**Work to be completed**
Images are not part of the copy; transcribe all the data exactly.

**Supplied records**
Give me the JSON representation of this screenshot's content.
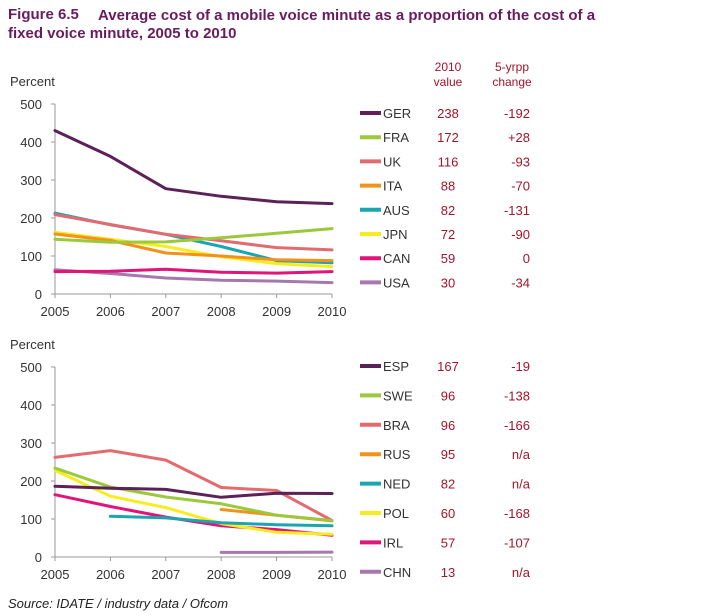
{
  "figure": {
    "label": "Figure 6.5",
    "title_line1": "Average cost of a mobile voice minute as a proportion of the cost of a",
    "title_line2": "fixed voice minute, 2005 to 2010",
    "col_value_header_1": "2010",
    "col_value_header_2": "value",
    "col_change_header_1": "5-yrpp",
    "col_change_header_2": "change",
    "source": "Source: IDATE / industry data / Ofcom"
  },
  "colors": {
    "axis": "#999999",
    "tick_text": "#333333",
    "value_text": "#a3142a"
  },
  "chart_data": [
    {
      "type": "line",
      "ylabel": "Percent",
      "x": [
        2005,
        2006,
        2007,
        2008,
        2009,
        2010
      ],
      "xlim": [
        2005,
        2010
      ],
      "ylim": [
        0,
        500
      ],
      "yticks": [
        0,
        100,
        200,
        300,
        400,
        500
      ],
      "grid": false,
      "legend_position": "right",
      "series": [
        {
          "name": "GER",
          "color": "#5c2157",
          "values": [
            430,
            362,
            277,
            257,
            243,
            238
          ],
          "value_2010": "238",
          "change": "-192"
        },
        {
          "name": "FRA",
          "color": "#9cc83b",
          "values": [
            144,
            136,
            137,
            148,
            160,
            172
          ],
          "value_2010": "172",
          "change": "+28"
        },
        {
          "name": "UK",
          "color": "#e36b6f",
          "values": [
            209,
            183,
            157,
            140,
            122,
            116
          ],
          "value_2010": "116",
          "change": "-93"
        },
        {
          "name": "ITA",
          "color": "#f2911c",
          "values": [
            158,
            141,
            108,
            100,
            90,
            88
          ],
          "value_2010": "88",
          "change": "-70"
        },
        {
          "name": "AUS",
          "color": "#1aa5b1",
          "values": [
            213,
            182,
            157,
            125,
            88,
            82
          ],
          "value_2010": "82",
          "change": "-131"
        },
        {
          "name": "JPN",
          "color": "#f7ec1d",
          "values": [
            162,
            144,
            125,
            98,
            80,
            72
          ],
          "value_2010": "72",
          "change": "-90"
        },
        {
          "name": "CAN",
          "color": "#e0157a",
          "values": [
            59,
            60,
            65,
            57,
            55,
            59
          ],
          "value_2010": "59",
          "change": "0"
        },
        {
          "name": "USA",
          "color": "#a678ae",
          "values": [
            64,
            54,
            42,
            36,
            34,
            30
          ],
          "value_2010": "30",
          "change": "-34"
        }
      ]
    },
    {
      "type": "line",
      "ylabel": "Percent",
      "x": [
        2005,
        2006,
        2007,
        2008,
        2009,
        2010
      ],
      "xlim": [
        2005,
        2010
      ],
      "ylim": [
        0,
        500
      ],
      "yticks": [
        0,
        100,
        200,
        300,
        400,
        500
      ],
      "grid": false,
      "legend_position": "right",
      "series": [
        {
          "name": "ESP",
          "color": "#5c2157",
          "values": [
            186,
            181,
            178,
            157,
            168,
            167
          ],
          "value_2010": "167",
          "change": "-19"
        },
        {
          "name": "SWE",
          "color": "#9cc83b",
          "values": [
            234,
            184,
            158,
            140,
            110,
            96
          ],
          "value_2010": "96",
          "change": "-138"
        },
        {
          "name": "BRA",
          "color": "#e36b6f",
          "values": [
            262,
            280,
            255,
            183,
            175,
            96
          ],
          "value_2010": "96",
          "change": "-166"
        },
        {
          "name": "RUS",
          "color": "#f2911c",
          "values": [
            null,
            null,
            null,
            125,
            110,
            95
          ],
          "value_2010": "95",
          "change": "n/a"
        },
        {
          "name": "NED",
          "color": "#1aa5b1",
          "values": [
            null,
            107,
            103,
            90,
            85,
            82
          ],
          "value_2010": "82",
          "change": "n/a"
        },
        {
          "name": "POL",
          "color": "#f7ec1d",
          "values": [
            228,
            160,
            130,
            88,
            65,
            60
          ],
          "value_2010": "60",
          "change": "-168"
        },
        {
          "name": "IRL",
          "color": "#e0157a",
          "values": [
            164,
            133,
            105,
            82,
            72,
            57
          ],
          "value_2010": "57",
          "change": "-107"
        },
        {
          "name": "CHN",
          "color": "#a678ae",
          "values": [
            null,
            null,
            null,
            12,
            12,
            13
          ],
          "value_2010": "13",
          "change": "n/a"
        }
      ]
    }
  ]
}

**The result**
Give me the JSON representation of this screenshot's content.
{
  "figure": {
    "label": "Figure 6.5",
    "title_line1": "Average cost of a mobile voice minute as a proportion of the cost of a",
    "title_line2": "fixed voice minute, 2005 to 2010",
    "col_value_header_1": "2010",
    "col_value_header_2": "value",
    "col_change_header_1": "5-yrpp",
    "col_change_header_2": "change",
    "source": "Source: IDATE / industry data / Ofcom"
  },
  "colors": {
    "axis": "#999999",
    "tick_text": "#333333",
    "value_text": "#a3142a"
  },
  "chart_data": [
    {
      "type": "line",
      "ylabel": "Percent",
      "x": [
        2005,
        2006,
        2007,
        2008,
        2009,
        2010
      ],
      "xlim": [
        2005,
        2010
      ],
      "ylim": [
        0,
        500
      ],
      "yticks": [
        0,
        100,
        200,
        300,
        400,
        500
      ],
      "grid": false,
      "legend_position": "right",
      "series": [
        {
          "name": "GER",
          "color": "#5c2157",
          "values": [
            430,
            362,
            277,
            257,
            243,
            238
          ],
          "value_2010": "238",
          "change": "-192"
        },
        {
          "name": "FRA",
          "color": "#9cc83b",
          "values": [
            144,
            136,
            137,
            148,
            160,
            172
          ],
          "value_2010": "172",
          "change": "+28"
        },
        {
          "name": "UK",
          "color": "#e36b6f",
          "values": [
            209,
            183,
            157,
            140,
            122,
            116
          ],
          "value_2010": "116",
          "change": "-93"
        },
        {
          "name": "ITA",
          "color": "#f2911c",
          "values": [
            158,
            141,
            108,
            100,
            90,
            88
          ],
          "value_2010": "88",
          "change": "-70"
        },
        {
          "name": "AUS",
          "color": "#1aa5b1",
          "values": [
            213,
            182,
            157,
            125,
            88,
            82
          ],
          "value_2010": "82",
          "change": "-131"
        },
        {
          "name": "JPN",
          "color": "#f7ec1d",
          "values": [
            162,
            144,
            125,
            98,
            80,
            72
          ],
          "value_2010": "72",
          "change": "-90"
        },
        {
          "name": "CAN",
          "color": "#e0157a",
          "values": [
            59,
            60,
            65,
            57,
            55,
            59
          ],
          "value_2010": "59",
          "change": "0"
        },
        {
          "name": "USA",
          "color": "#a678ae",
          "values": [
            64,
            54,
            42,
            36,
            34,
            30
          ],
          "value_2010": "30",
          "change": "-34"
        }
      ]
    },
    {
      "type": "line",
      "ylabel": "Percent",
      "x": [
        2005,
        2006,
        2007,
        2008,
        2009,
        2010
      ],
      "xlim": [
        2005,
        2010
      ],
      "ylim": [
        0,
        500
      ],
      "yticks": [
        0,
        100,
        200,
        300,
        400,
        500
      ],
      "grid": false,
      "legend_position": "right",
      "series": [
        {
          "name": "ESP",
          "color": "#5c2157",
          "values": [
            186,
            181,
            178,
            157,
            168,
            167
          ],
          "value_2010": "167",
          "change": "-19"
        },
        {
          "name": "SWE",
          "color": "#9cc83b",
          "values": [
            234,
            184,
            158,
            140,
            110,
            96
          ],
          "value_2010": "96",
          "change": "-138"
        },
        {
          "name": "BRA",
          "color": "#e36b6f",
          "values": [
            262,
            280,
            255,
            183,
            175,
            96
          ],
          "value_2010": "96",
          "change": "-166"
        },
        {
          "name": "RUS",
          "color": "#f2911c",
          "values": [
            null,
            null,
            null,
            125,
            110,
            95
          ],
          "value_2010": "95",
          "change": "n/a"
        },
        {
          "name": "NED",
          "color": "#1aa5b1",
          "values": [
            null,
            107,
            103,
            90,
            85,
            82
          ],
          "value_2010": "82",
          "change": "n/a"
        },
        {
          "name": "POL",
          "color": "#f7ec1d",
          "values": [
            228,
            160,
            130,
            88,
            65,
            60
          ],
          "value_2010": "60",
          "change": "-168"
        },
        {
          "name": "IRL",
          "color": "#e0157a",
          "values": [
            164,
            133,
            105,
            82,
            72,
            57
          ],
          "value_2010": "57",
          "change": "-107"
        },
        {
          "name": "CHN",
          "color": "#a678ae",
          "values": [
            null,
            null,
            null,
            12,
            12,
            13
          ],
          "value_2010": "13",
          "change": "n/a"
        }
      ]
    }
  ]
}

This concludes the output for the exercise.